Passage to read ->
>>>>

Monday, December 27, 2010
Sunday, December 5, 2010
Travel is Broadening
We succumbed to the lure of the Caribbean cruise, and spent a week on a ship to celebrate our 30th anniversary later this month.
I felt the facility left something to be desired (none too clean and almost every piece of upholstery needed redoing; food was mediocre) but I enjoyed the ports of call.
It is very clear to me why people in Central America and Mexico want to live in America illegally. Even the worst slum I have seen in this country hardly compares to a lot of the living conditions in Belize. We saw some Mayan ruins there, and to get there took a long bus ride on a narrow, very bumpy road. There were a few nice homes, but most people lived in corrugated iron shacks with no window glass. The area near the docks was okay, but again, nothing compared to Florida or California, or even Cozumel, Mexico.
Guatemala is a beautiful country, but again people lived in relative squalor. There are no true sand beaches there that I saw, but it is very green and hilly. They have a great shipping industry, too, so I hope the commerce there will eventually raise the standard of living.

<<<<

To do -> From the "Travel is Broadening" post, reproduce word for word the part that opens with the words containing "Guatemala is a" and closes with "standard of living.".

[Stored dataset items]
>>>>

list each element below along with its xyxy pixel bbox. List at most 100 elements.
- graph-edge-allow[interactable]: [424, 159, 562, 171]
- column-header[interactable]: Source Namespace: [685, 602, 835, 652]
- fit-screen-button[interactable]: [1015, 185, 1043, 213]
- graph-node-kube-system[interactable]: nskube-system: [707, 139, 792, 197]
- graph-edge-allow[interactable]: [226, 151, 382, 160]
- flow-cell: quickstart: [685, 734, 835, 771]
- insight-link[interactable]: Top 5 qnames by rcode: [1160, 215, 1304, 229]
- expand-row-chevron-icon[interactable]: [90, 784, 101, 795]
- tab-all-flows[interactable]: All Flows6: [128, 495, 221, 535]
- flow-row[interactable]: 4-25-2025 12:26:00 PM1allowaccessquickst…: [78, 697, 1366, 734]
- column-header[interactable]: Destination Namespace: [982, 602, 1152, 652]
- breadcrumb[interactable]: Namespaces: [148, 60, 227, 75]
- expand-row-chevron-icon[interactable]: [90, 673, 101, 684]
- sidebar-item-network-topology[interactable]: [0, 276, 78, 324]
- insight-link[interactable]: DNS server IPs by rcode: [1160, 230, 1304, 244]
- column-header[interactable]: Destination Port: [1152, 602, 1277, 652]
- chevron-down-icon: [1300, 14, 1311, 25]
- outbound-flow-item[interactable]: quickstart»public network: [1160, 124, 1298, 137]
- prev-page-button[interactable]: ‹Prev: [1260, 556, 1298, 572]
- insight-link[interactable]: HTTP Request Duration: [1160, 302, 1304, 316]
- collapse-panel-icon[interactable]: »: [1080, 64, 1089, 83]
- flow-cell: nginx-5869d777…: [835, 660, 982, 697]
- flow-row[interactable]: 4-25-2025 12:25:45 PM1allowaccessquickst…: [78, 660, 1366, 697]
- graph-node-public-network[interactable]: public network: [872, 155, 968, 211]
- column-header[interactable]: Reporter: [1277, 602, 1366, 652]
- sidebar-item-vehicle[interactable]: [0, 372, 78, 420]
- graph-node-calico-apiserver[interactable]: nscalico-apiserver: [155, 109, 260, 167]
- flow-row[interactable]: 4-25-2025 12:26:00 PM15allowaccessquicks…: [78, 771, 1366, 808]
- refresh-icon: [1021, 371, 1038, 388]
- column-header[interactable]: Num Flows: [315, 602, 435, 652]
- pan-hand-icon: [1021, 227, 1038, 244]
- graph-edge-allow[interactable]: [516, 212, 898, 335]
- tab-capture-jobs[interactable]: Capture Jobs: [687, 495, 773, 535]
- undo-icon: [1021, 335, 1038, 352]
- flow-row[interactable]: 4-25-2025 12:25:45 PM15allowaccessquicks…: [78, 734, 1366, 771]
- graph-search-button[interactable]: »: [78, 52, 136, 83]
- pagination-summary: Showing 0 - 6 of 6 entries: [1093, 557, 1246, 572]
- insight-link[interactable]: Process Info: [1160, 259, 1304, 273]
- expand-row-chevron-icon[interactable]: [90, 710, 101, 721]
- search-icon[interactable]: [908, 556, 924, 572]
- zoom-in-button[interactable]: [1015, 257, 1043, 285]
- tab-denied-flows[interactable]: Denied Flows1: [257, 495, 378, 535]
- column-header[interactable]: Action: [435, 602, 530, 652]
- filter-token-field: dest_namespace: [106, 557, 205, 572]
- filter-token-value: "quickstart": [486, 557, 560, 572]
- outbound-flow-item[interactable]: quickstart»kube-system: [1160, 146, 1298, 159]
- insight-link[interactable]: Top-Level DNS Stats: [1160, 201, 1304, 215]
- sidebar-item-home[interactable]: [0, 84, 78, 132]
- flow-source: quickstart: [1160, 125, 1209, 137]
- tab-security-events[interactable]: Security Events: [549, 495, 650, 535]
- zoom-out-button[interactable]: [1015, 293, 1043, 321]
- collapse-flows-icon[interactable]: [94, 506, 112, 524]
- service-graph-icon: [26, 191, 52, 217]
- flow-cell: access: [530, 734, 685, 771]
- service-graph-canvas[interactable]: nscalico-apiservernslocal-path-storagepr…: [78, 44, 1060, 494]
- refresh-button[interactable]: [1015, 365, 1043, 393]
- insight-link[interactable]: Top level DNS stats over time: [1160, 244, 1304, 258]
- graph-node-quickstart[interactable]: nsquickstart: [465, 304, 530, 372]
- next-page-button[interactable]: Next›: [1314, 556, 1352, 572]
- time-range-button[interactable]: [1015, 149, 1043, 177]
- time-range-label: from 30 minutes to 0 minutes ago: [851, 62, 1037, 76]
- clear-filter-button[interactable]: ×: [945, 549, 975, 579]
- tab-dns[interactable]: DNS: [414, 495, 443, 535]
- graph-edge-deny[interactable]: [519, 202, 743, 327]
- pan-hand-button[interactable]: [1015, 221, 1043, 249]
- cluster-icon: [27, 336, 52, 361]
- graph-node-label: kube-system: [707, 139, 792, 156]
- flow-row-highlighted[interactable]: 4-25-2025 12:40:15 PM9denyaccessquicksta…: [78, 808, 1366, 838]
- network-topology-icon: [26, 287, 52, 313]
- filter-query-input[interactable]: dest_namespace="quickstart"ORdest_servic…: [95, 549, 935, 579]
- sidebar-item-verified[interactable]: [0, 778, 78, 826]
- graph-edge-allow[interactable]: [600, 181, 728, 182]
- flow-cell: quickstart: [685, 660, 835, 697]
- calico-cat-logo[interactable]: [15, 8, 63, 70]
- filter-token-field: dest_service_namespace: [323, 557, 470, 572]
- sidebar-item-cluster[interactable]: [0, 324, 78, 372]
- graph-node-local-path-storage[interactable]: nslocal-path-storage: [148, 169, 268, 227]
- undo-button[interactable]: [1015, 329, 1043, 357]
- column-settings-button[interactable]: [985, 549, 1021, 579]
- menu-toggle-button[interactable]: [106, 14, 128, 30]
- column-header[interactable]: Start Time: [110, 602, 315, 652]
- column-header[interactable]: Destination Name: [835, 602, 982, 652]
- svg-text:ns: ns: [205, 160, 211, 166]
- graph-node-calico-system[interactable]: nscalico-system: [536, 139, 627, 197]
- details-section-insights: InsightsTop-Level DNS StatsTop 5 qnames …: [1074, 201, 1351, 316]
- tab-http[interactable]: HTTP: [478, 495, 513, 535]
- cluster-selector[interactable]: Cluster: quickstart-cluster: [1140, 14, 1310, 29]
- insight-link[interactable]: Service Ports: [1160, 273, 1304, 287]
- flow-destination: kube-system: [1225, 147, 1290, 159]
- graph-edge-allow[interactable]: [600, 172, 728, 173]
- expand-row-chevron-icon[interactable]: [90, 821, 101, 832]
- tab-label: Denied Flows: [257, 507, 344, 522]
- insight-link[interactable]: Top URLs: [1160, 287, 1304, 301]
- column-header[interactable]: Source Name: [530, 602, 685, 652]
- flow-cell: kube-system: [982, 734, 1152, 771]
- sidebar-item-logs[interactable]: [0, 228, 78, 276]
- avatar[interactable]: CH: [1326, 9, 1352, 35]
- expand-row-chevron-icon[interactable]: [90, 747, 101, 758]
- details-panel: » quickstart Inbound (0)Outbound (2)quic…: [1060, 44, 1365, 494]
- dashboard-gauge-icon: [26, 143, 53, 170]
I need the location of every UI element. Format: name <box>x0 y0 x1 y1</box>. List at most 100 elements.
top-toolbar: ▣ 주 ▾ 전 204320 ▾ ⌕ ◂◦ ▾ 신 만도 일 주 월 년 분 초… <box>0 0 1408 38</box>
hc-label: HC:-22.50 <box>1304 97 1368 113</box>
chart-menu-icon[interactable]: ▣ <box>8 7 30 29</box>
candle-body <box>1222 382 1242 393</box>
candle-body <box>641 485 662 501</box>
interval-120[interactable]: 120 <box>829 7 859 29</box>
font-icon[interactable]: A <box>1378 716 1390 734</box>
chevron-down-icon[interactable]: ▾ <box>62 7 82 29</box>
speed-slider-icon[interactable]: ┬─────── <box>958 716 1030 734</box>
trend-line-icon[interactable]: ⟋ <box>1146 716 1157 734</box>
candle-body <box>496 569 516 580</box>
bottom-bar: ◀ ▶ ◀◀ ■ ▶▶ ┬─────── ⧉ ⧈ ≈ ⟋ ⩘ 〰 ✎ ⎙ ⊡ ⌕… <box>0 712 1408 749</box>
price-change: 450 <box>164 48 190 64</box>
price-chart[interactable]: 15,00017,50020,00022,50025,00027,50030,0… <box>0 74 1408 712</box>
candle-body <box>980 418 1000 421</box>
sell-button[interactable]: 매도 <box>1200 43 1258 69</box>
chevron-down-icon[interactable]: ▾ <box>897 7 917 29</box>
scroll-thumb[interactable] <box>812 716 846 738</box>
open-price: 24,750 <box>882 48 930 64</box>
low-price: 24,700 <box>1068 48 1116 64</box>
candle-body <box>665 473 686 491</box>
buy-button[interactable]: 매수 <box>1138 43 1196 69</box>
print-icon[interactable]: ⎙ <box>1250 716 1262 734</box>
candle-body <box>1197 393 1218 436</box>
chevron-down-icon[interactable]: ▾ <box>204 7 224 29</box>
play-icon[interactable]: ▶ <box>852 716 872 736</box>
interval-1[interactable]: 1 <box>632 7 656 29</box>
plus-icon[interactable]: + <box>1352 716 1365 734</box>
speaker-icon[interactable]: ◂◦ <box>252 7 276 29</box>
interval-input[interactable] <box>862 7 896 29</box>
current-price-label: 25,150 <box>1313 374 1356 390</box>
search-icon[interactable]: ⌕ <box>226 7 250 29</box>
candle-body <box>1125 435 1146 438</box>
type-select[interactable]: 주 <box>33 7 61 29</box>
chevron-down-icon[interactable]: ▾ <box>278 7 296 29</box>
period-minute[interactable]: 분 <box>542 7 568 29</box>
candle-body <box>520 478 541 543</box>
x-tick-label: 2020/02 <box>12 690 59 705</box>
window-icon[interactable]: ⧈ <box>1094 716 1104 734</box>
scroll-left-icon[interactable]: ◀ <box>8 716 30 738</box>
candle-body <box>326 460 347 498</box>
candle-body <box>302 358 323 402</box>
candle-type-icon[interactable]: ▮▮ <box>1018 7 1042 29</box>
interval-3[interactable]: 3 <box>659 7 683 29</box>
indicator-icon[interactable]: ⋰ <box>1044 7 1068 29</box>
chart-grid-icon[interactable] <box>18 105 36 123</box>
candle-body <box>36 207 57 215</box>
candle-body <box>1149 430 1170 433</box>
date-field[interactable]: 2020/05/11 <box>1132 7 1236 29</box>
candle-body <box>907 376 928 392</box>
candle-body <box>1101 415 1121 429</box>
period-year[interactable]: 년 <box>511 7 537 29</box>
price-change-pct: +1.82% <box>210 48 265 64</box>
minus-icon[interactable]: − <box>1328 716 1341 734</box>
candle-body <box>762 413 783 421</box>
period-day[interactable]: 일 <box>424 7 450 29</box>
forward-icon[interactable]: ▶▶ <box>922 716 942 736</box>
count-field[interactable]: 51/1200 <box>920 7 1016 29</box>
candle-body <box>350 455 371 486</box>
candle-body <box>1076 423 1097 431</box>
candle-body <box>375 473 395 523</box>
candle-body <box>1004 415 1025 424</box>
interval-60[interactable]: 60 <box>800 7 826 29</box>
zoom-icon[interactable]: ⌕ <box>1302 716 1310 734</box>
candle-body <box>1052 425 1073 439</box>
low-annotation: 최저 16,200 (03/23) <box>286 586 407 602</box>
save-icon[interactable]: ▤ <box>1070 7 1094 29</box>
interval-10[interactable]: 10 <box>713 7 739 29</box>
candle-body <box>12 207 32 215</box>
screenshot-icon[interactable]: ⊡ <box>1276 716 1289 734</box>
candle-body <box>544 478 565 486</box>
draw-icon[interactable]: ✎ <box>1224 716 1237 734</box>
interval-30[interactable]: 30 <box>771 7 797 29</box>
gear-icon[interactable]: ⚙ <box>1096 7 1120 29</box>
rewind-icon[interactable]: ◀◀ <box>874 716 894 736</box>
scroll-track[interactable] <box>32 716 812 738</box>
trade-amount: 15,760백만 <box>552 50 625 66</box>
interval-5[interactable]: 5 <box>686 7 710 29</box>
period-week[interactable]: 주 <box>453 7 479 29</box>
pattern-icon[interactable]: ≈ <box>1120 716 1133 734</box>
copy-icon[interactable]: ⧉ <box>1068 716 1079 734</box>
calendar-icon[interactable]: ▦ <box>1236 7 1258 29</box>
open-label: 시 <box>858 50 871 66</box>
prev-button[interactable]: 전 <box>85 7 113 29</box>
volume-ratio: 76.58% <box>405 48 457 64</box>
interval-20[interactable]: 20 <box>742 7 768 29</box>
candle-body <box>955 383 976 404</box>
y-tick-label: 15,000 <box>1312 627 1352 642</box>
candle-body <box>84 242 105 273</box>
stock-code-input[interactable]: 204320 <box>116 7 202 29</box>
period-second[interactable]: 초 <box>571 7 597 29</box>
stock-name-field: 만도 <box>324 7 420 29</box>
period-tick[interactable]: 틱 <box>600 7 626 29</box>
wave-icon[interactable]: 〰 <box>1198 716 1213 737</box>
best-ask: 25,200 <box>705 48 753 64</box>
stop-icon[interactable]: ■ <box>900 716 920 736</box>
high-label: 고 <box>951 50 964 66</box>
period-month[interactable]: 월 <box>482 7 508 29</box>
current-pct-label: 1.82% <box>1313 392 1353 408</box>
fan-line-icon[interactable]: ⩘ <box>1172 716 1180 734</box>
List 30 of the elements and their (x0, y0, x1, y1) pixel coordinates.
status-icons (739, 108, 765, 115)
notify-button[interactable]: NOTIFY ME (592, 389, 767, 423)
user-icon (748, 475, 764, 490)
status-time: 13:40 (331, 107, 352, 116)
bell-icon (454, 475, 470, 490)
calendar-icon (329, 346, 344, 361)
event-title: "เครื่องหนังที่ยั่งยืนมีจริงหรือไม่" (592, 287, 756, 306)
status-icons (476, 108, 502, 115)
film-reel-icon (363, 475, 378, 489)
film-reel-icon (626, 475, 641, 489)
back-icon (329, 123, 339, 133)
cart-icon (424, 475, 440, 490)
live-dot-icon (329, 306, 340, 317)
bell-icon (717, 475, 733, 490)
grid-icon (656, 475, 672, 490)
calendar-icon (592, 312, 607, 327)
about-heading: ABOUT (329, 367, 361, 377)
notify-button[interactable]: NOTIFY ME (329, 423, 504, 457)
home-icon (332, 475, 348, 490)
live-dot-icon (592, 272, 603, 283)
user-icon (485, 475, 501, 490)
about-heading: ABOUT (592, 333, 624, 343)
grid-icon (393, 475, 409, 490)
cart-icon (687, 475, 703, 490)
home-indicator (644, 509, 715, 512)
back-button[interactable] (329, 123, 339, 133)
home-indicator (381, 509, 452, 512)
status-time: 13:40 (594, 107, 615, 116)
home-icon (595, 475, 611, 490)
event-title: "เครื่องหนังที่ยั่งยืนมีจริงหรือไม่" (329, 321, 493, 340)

<<<<

Response ->
Guatemala is a beautiful country, but again people lived in relative squalor. There are no true sand beaches there that I saw, but it is very green and hilly. They have a great shipping industry, too, so I hope the commerce there will eventually raise the standard of living.